> _Data rows_:

+++

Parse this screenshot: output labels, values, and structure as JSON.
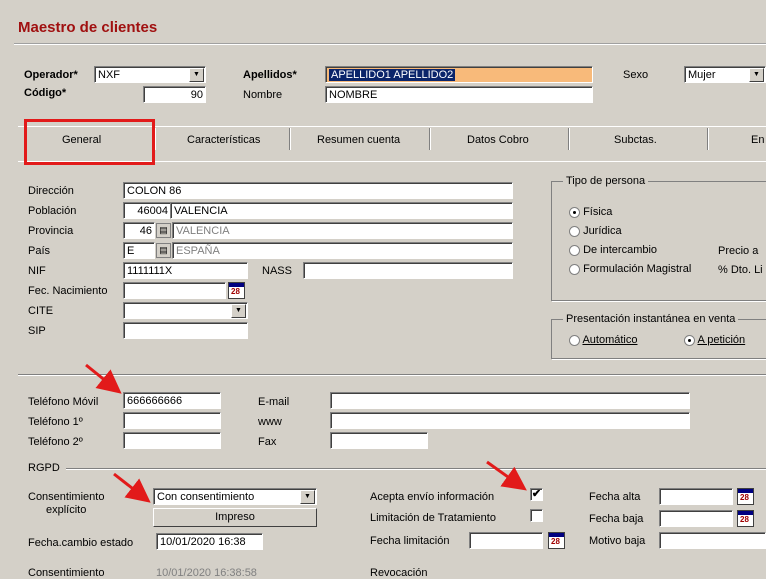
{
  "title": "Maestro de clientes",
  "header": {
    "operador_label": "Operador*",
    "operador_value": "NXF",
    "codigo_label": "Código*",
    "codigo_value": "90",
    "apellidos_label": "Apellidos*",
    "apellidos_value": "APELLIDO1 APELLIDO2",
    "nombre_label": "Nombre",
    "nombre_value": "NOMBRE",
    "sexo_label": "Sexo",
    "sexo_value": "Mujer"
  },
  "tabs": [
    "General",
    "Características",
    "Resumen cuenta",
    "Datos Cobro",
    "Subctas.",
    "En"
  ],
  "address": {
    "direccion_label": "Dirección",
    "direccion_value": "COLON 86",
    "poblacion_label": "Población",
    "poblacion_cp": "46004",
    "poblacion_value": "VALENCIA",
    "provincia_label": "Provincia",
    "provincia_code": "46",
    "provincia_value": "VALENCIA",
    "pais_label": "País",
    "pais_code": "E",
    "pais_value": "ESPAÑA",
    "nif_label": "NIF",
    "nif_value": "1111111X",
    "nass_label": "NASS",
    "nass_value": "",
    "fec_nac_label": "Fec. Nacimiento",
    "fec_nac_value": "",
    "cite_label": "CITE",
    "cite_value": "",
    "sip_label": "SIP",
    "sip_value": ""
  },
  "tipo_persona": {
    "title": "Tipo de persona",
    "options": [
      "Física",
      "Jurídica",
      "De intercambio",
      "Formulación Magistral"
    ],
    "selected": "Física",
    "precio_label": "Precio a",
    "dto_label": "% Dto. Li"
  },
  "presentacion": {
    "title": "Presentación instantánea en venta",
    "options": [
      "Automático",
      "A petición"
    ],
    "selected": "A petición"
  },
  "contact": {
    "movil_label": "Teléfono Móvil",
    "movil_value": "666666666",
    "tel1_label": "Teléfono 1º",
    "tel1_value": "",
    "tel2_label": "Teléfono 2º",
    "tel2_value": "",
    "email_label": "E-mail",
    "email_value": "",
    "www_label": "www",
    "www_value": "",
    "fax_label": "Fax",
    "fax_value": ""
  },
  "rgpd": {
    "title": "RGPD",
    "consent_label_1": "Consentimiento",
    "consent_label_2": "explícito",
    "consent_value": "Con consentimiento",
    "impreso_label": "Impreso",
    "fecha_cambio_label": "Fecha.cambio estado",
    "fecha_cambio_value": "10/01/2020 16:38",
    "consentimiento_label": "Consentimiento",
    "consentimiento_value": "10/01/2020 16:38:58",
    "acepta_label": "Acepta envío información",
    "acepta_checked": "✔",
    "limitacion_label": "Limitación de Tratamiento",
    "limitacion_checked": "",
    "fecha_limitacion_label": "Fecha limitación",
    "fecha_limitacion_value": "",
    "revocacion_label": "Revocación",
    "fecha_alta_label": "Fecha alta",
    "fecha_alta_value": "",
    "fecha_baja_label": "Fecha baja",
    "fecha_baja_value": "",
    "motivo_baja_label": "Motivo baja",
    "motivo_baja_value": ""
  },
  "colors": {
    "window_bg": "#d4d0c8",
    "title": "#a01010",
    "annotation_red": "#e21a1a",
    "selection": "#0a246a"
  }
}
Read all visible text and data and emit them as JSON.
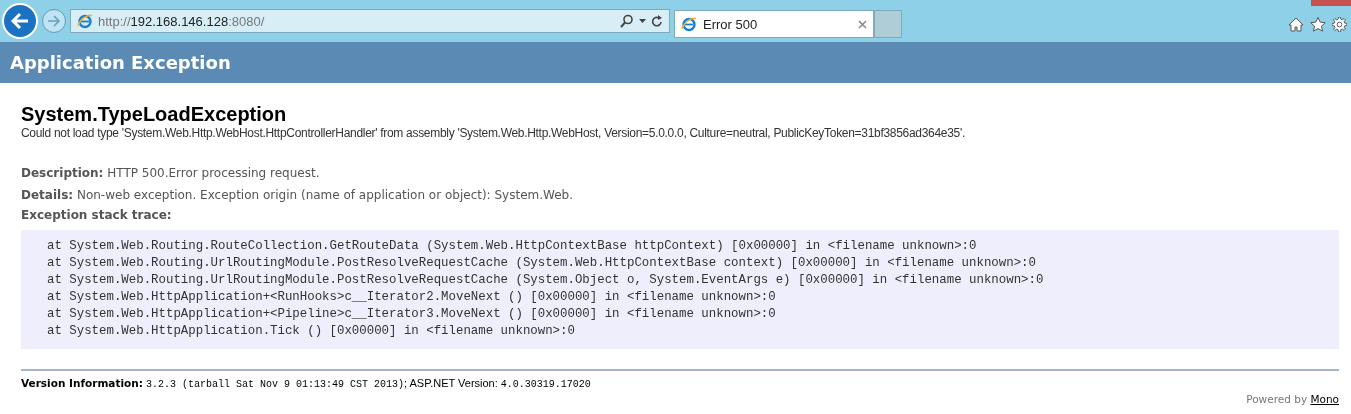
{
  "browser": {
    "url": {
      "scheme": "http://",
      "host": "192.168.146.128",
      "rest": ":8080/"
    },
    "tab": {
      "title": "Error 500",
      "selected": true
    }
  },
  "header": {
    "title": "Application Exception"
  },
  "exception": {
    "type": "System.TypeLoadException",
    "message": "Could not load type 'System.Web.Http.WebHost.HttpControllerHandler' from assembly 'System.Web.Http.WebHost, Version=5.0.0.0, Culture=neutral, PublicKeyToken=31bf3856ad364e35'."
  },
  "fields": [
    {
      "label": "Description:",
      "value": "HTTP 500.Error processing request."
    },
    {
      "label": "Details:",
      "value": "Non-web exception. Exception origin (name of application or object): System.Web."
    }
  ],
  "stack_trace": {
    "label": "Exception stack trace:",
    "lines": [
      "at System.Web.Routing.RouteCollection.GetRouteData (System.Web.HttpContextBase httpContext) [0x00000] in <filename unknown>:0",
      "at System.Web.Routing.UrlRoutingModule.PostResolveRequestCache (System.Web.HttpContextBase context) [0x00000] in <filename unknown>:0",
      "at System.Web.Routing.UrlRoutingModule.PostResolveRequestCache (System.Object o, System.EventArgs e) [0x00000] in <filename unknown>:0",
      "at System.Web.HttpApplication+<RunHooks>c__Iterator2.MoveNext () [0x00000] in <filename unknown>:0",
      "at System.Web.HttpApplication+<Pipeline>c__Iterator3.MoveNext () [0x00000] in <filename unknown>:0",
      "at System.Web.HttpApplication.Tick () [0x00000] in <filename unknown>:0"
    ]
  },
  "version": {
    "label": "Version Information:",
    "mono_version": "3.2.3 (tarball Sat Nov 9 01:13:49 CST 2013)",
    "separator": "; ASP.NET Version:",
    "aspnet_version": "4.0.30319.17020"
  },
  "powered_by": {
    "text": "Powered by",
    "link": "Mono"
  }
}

+++

> _Work to be completed_: State the number of lines in the records that contain the string "Error", and nothing more.

> _Solved exercise_: 2